═══ MATERIAL FOR THIS TASK

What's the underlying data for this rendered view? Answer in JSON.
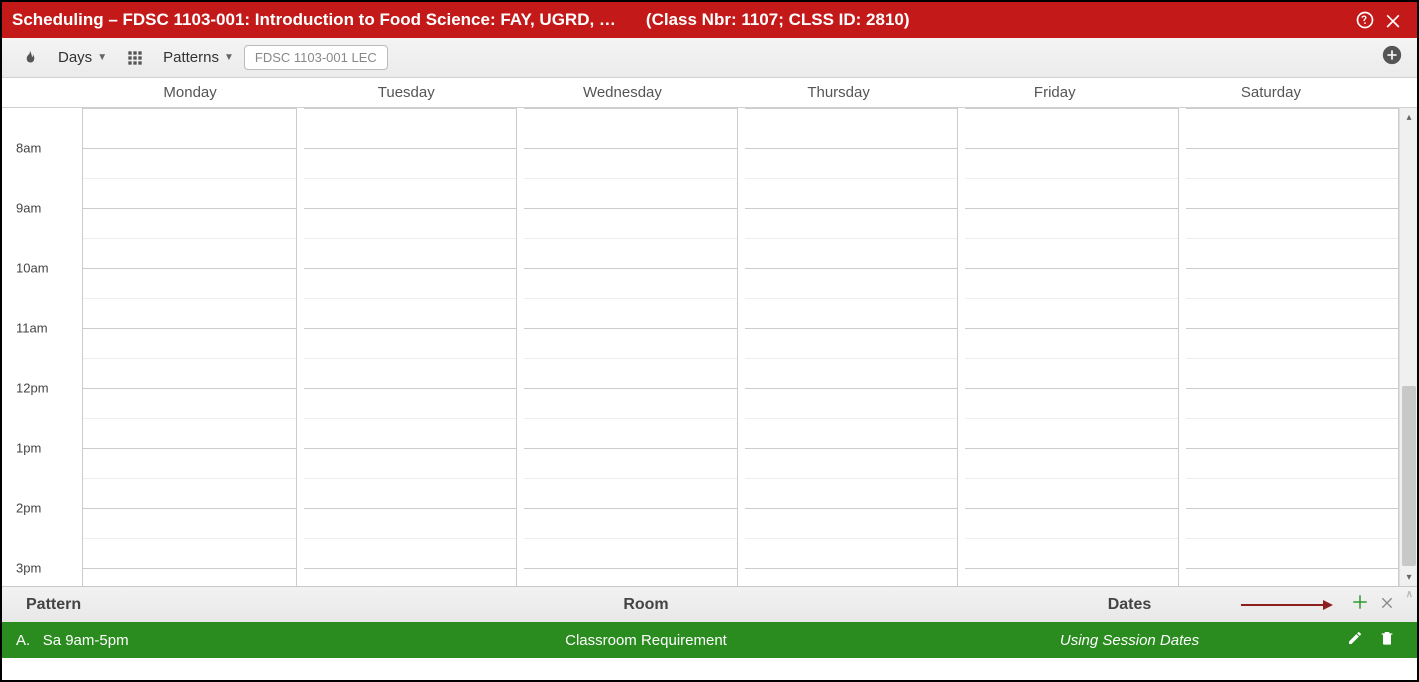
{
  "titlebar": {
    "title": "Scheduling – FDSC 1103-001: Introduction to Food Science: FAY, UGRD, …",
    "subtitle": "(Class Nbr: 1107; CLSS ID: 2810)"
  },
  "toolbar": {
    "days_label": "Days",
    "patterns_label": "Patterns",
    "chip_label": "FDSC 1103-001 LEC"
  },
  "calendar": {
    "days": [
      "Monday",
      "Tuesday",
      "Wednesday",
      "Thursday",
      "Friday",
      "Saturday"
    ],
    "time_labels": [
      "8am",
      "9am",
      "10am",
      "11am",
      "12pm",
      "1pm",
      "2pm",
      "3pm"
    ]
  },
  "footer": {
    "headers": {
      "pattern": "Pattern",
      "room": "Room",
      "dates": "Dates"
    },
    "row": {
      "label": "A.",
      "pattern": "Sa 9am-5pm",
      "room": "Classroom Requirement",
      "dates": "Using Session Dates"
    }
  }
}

══════

__EXERCISE REQUIREMENTS__.
Give the number of lines in the entries that include the string "Dates", and nothing more.

__RESULT__.
2